Here are some records; return them all exactly.

┌─ Items

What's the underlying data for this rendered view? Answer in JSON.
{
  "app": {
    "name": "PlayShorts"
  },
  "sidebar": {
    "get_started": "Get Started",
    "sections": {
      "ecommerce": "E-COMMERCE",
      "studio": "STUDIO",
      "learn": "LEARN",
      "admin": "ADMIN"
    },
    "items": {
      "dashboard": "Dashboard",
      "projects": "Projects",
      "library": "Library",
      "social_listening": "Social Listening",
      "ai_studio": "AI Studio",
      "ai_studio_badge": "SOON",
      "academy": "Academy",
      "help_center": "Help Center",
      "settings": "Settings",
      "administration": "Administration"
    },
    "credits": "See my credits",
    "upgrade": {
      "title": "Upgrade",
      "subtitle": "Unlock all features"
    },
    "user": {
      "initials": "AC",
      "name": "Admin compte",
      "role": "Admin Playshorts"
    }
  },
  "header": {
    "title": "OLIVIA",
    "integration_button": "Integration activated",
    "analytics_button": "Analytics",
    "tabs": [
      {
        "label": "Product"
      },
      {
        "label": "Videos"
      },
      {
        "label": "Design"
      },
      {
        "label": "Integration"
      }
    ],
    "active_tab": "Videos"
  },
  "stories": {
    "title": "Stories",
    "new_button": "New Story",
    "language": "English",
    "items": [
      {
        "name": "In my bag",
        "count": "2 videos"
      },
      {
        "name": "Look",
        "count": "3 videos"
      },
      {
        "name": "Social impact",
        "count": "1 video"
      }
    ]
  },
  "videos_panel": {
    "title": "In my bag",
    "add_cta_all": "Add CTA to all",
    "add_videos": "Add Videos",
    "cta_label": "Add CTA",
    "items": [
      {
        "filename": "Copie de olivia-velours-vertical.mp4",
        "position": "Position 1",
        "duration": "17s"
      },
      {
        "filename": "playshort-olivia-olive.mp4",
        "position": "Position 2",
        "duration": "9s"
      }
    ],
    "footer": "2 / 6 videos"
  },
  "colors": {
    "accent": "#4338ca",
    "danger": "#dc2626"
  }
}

└─

## [Task result]
What's the underlying data for this rendered view? Answer in JSON.
{
  "app": {
    "name": "PlayShorts"
  },
  "sidebar": {
    "get_started": "Get Started",
    "sections": {
      "ecommerce": "E-COMMERCE",
      "studio": "STUDIO",
      "learn": "LEARN",
      "admin": "ADMIN"
    },
    "items": {
      "dashboard": "Dashboard",
      "projects": "Projects",
      "library": "Library",
      "social_listening": "Social Listening",
      "ai_studio": "AI Studio",
      "ai_studio_badge": "SOON",
      "academy": "Academy",
      "help_center": "Help Center",
      "settings": "Settings",
      "administration": "Administration"
    },
    "credits": "See my credits",
    "upgrade": {
      "title": "Upgrade",
      "subtitle": "Unlock all features"
    },
    "user": {
      "initials": "AC",
      "name": "Admin compte",
      "role": "Admin Playshorts"
    }
  },
  "header": {
    "title": "OLIVIA",
    "integration_button": "Integration activated",
    "analytics_button": "Analytics",
    "tabs": [
      {
        "label": "Product"
      },
      {
        "label": "Videos"
      },
      {
        "label": "Design"
      },
      {
        "label": "Integration"
      }
    ],
    "active_tab": "Videos"
  },
  "stories": {
    "title": "Stories",
    "new_button": "New Story",
    "language": "English",
    "items": [
      {
        "name": "In my bag",
        "count": "2 videos"
      },
      {
        "name": "Look",
        "count": "3 videos"
      },
      {
        "name": "Social impact",
        "count": "1 video"
      }
    ]
  },
  "videos_panel": {
    "title": "In my bag",
    "add_cta_all": "Add CTA to all",
    "add_videos": "Add Videos",
    "cta_label": "Add CTA",
    "items": [
      {
        "filename": "Copie de olivia-velours-vertical.mp4",
        "position": "Position 1",
        "duration": "17s"
      },
      {
        "filename": "playshort-olivia-olive.mp4",
        "position": "Position 2",
        "duration": "9s"
      }
    ],
    "footer": "2 / 6 videos"
  },
  "colors": {
    "accent": "#4338ca",
    "danger": "#dc2626"
  }
}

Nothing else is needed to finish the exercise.